- _What the task requires_
Could you copy each line of the listing below that has the word "Vitamin"?

- _Source material_
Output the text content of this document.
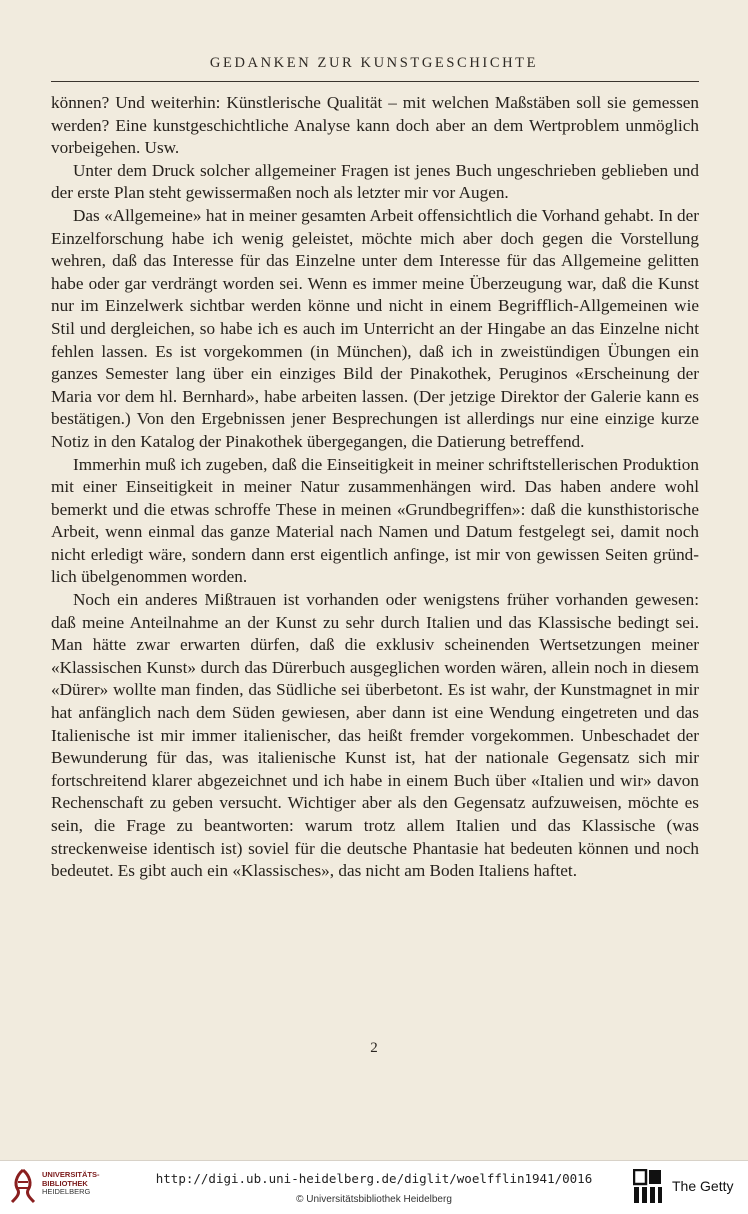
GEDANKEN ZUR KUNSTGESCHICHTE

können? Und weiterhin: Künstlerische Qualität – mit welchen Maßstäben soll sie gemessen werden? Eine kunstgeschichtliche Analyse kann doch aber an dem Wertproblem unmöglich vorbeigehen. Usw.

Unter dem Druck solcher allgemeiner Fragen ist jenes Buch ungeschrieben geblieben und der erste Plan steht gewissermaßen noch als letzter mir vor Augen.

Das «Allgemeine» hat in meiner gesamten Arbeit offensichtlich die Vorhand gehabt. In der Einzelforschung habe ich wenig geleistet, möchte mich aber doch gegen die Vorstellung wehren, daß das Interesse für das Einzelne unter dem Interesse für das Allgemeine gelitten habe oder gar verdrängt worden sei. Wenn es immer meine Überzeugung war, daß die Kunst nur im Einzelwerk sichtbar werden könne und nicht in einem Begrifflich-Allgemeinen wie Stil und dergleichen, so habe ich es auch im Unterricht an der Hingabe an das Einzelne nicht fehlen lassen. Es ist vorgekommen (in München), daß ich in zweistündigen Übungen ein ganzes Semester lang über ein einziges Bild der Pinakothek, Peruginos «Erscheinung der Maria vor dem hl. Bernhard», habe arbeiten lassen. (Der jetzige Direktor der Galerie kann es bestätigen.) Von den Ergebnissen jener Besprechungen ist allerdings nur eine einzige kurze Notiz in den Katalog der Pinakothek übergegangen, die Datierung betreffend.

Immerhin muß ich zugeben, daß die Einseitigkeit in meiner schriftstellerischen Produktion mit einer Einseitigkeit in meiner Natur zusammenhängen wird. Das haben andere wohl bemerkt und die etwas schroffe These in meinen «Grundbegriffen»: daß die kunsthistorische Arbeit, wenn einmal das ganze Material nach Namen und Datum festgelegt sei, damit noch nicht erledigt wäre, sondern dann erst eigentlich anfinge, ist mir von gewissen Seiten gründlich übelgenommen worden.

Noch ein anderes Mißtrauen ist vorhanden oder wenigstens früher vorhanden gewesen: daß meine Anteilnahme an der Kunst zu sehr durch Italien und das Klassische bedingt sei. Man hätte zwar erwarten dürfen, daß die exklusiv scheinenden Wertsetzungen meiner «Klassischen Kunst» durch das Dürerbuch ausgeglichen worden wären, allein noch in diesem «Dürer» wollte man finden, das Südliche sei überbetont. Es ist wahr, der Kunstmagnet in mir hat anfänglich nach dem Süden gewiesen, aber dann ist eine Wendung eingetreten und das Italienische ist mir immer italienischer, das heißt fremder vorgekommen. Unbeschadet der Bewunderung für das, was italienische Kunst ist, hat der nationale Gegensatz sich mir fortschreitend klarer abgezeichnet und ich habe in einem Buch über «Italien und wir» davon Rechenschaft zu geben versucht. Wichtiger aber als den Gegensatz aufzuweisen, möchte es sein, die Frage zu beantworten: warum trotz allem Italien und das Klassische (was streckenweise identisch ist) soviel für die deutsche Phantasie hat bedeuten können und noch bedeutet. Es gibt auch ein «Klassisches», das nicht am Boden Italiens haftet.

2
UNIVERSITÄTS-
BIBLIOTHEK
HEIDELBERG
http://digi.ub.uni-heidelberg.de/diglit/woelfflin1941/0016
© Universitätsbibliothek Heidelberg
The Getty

* * *

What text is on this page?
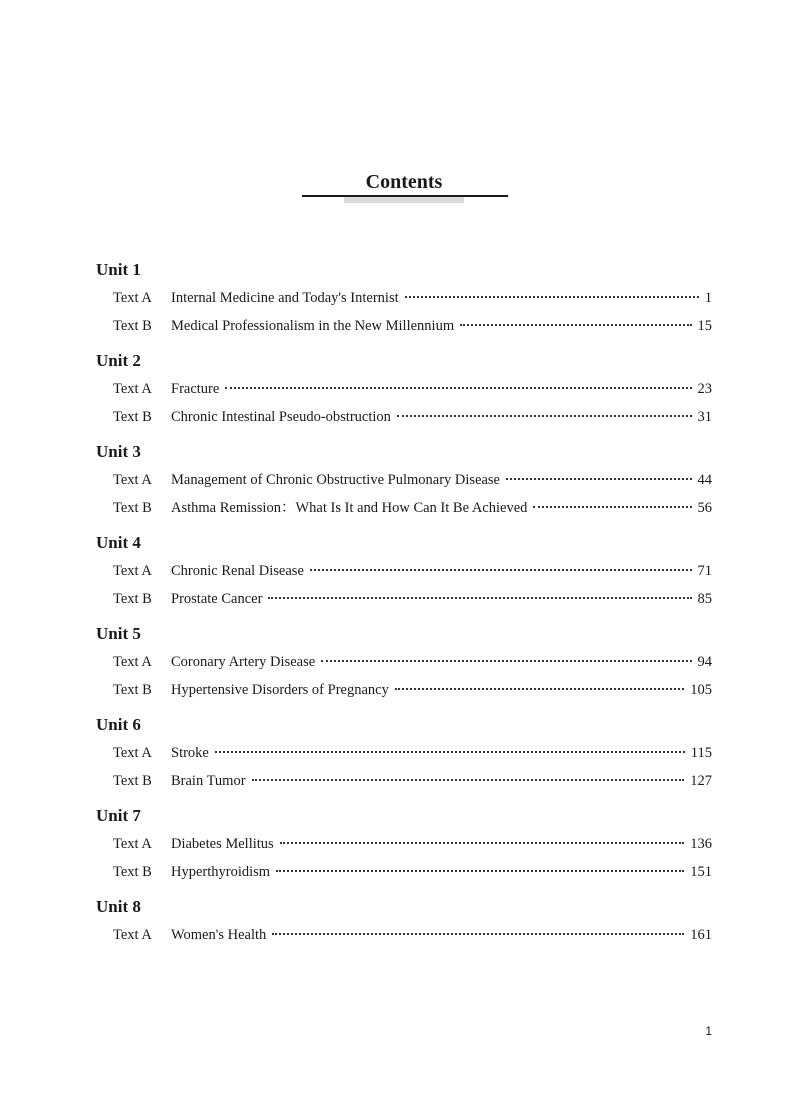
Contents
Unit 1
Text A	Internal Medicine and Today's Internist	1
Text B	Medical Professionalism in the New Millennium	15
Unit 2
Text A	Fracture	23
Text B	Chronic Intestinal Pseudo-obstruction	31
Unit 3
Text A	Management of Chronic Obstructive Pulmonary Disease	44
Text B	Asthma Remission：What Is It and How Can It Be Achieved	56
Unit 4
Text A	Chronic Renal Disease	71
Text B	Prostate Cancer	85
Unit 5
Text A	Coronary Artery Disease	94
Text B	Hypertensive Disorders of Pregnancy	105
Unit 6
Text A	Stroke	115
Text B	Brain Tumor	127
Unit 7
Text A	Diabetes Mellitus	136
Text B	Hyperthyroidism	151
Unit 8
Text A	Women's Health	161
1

---

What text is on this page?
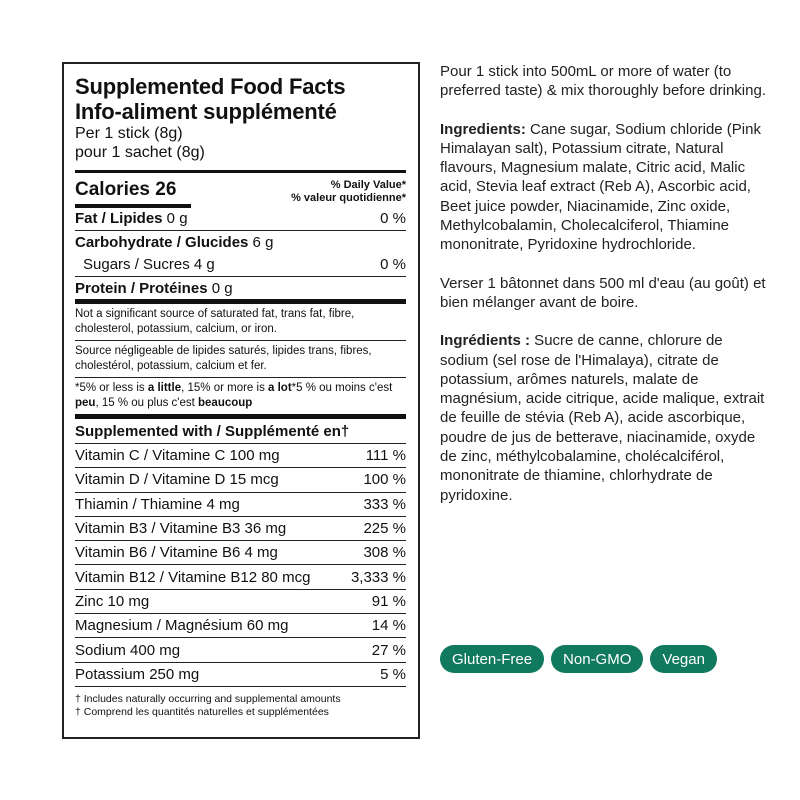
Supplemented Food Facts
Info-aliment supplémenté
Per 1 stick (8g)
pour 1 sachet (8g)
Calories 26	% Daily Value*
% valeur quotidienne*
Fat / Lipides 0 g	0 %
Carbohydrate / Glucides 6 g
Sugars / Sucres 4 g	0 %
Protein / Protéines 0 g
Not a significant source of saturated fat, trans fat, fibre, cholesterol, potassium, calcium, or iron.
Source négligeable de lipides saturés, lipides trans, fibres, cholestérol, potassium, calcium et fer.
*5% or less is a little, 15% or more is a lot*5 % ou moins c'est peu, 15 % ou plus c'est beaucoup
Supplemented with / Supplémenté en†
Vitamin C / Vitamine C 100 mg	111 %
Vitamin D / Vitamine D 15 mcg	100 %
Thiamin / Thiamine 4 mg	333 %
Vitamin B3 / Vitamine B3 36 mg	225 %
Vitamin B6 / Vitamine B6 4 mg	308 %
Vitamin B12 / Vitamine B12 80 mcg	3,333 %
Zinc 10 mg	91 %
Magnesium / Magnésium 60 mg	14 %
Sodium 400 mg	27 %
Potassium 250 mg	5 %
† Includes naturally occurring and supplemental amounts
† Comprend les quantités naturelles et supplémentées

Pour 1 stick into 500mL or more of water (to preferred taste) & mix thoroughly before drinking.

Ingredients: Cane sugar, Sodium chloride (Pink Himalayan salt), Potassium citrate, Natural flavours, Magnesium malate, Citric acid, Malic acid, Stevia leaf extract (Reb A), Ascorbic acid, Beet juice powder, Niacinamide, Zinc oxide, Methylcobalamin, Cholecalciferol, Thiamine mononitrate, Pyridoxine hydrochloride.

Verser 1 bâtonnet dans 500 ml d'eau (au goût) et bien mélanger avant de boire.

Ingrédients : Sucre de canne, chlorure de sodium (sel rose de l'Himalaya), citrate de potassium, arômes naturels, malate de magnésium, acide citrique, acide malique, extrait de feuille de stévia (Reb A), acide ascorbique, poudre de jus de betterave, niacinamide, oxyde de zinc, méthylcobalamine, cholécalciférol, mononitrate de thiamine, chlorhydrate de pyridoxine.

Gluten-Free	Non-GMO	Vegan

- _Exercise result_
Vitamin C / Vitamine C 100 mg	111 %
Vitamin D / Vitamine D 15 mcg	100 %
Vitamin B3 / Vitamine B3 36 mg	225 %
Vitamin B6 / Vitamine B6 4 mg	308 %
Vitamin B12 / Vitamine B12 80 mcg	3,333 %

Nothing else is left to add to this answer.